Task prompt: Collect each line of the records containing the string "name".

Supplied information:
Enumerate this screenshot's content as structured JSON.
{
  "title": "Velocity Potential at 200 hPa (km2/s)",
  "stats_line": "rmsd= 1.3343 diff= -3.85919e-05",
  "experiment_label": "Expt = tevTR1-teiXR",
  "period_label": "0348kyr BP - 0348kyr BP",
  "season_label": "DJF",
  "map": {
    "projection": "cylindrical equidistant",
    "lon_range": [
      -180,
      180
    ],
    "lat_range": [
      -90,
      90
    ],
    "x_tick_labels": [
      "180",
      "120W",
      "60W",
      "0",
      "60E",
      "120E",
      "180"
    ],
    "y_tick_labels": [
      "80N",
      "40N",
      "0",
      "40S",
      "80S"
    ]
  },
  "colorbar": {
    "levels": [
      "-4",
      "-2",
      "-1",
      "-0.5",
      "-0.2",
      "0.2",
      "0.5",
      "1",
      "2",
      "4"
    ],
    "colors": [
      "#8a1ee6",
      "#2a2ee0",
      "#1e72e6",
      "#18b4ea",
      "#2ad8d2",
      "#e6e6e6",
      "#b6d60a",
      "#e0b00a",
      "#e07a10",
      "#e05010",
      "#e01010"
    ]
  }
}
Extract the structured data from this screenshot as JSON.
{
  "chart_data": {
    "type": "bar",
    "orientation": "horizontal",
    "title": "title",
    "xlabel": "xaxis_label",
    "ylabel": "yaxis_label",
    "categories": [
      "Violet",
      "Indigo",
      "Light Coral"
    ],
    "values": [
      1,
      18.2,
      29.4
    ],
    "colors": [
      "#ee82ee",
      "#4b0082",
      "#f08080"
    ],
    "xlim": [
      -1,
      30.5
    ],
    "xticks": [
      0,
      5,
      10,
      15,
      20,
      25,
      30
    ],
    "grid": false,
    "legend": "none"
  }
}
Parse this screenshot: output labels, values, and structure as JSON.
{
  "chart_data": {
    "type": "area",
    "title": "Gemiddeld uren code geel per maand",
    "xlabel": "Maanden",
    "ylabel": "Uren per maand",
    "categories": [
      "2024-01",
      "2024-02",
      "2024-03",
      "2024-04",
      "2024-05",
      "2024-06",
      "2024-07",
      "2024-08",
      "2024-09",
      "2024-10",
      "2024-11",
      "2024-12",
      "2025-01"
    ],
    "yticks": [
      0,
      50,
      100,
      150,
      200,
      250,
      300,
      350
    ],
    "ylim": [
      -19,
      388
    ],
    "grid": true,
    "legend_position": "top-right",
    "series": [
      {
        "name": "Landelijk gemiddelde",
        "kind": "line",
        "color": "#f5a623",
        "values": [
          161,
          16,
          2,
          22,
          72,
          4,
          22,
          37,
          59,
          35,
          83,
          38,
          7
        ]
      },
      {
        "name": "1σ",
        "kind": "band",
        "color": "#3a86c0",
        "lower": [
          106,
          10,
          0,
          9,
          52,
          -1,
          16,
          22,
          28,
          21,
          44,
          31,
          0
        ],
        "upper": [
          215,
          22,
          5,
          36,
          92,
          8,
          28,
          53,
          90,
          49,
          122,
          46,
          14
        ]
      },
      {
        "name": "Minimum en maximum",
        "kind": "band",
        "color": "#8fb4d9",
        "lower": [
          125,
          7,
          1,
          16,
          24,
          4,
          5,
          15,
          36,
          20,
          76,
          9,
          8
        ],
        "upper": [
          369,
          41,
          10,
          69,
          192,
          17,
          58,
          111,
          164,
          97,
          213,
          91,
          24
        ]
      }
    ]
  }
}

Answer to the problem:
        "name": "Landelijk gemiddelde",
        "name": "1σ",
        "name": "Minimum en maximum",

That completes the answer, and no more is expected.